* **WRITTEN TASK**:
Omit the images. Copy each entry word for word.

* **DATA ENTRIES**:

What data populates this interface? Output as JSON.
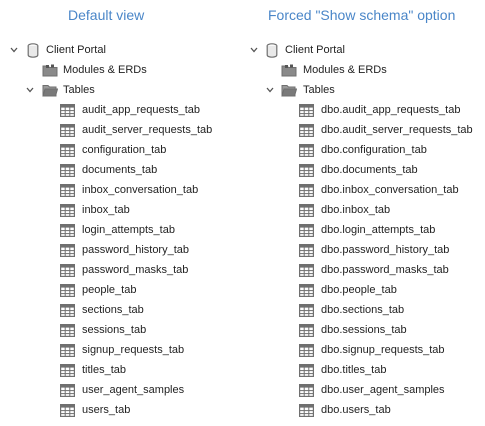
{
  "left": {
    "heading": "Default view",
    "database": "Client Portal",
    "modules": "Modules & ERDs",
    "tables_folder": "Tables",
    "tables": [
      "audit_app_requests_tab",
      "audit_server_requests_tab",
      "configuration_tab",
      "documents_tab",
      "inbox_conversation_tab",
      "inbox_tab",
      "login_attempts_tab",
      "password_history_tab",
      "password_masks_tab",
      "people_tab",
      "sections_tab",
      "sessions_tab",
      "signup_requests_tab",
      "titles_tab",
      "user_agent_samples",
      "users_tab"
    ]
  },
  "right": {
    "heading": "Forced \"Show schema\" option",
    "database": "Client Portal",
    "modules": "Modules & ERDs",
    "tables_folder": "Tables",
    "tables": [
      "dbo.audit_app_requests_tab",
      "dbo.audit_server_requests_tab",
      "dbo.configuration_tab",
      "dbo.documents_tab",
      "dbo.inbox_conversation_tab",
      "dbo.inbox_tab",
      "dbo.login_attempts_tab",
      "dbo.password_history_tab",
      "dbo.password_masks_tab",
      "dbo.people_tab",
      "dbo.sections_tab",
      "dbo.sessions_tab",
      "dbo.signup_requests_tab",
      "dbo.titles_tab",
      "dbo.user_agent_samples",
      "dbo.users_tab"
    ]
  },
  "icons": {
    "expand": "chevron-down-icon",
    "database": "database-icon",
    "folder": "folder-icon",
    "folder_open": "folder-open-icon",
    "table": "table-icon"
  },
  "colors": {
    "heading": "#4a86c8",
    "icon": "#6f6f6f",
    "text": "#1f1f1f"
  }
}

* **THE COMPLETED TASK**:
What data populates this interface? Output as JSON.
{
  "left": {
    "heading": "Default view",
    "database": "Client Portal",
    "modules": "Modules & ERDs",
    "tables_folder": "Tables",
    "tables": [
      "audit_app_requests_tab",
      "audit_server_requests_tab",
      "configuration_tab",
      "documents_tab",
      "inbox_conversation_tab",
      "inbox_tab",
      "login_attempts_tab",
      "password_history_tab",
      "password_masks_tab",
      "people_tab",
      "sections_tab",
      "sessions_tab",
      "signup_requests_tab",
      "titles_tab",
      "user_agent_samples",
      "users_tab"
    ]
  },
  "right": {
    "heading": "Forced \"Show schema\" option",
    "database": "Client Portal",
    "modules": "Modules & ERDs",
    "tables_folder": "Tables",
    "tables": [
      "dbo.audit_app_requests_tab",
      "dbo.audit_server_requests_tab",
      "dbo.configuration_tab",
      "dbo.documents_tab",
      "dbo.inbox_conversation_tab",
      "dbo.inbox_tab",
      "dbo.login_attempts_tab",
      "dbo.password_history_tab",
      "dbo.password_masks_tab",
      "dbo.people_tab",
      "dbo.sections_tab",
      "dbo.sessions_tab",
      "dbo.signup_requests_tab",
      "dbo.titles_tab",
      "dbo.user_agent_samples",
      "dbo.users_tab"
    ]
  },
  "icons": {
    "expand": "chevron-down-icon",
    "database": "database-icon",
    "folder": "folder-icon",
    "folder_open": "folder-open-icon",
    "table": "table-icon"
  },
  "colors": {
    "heading": "#4a86c8",
    "icon": "#6f6f6f",
    "text": "#1f1f1f"
  }
}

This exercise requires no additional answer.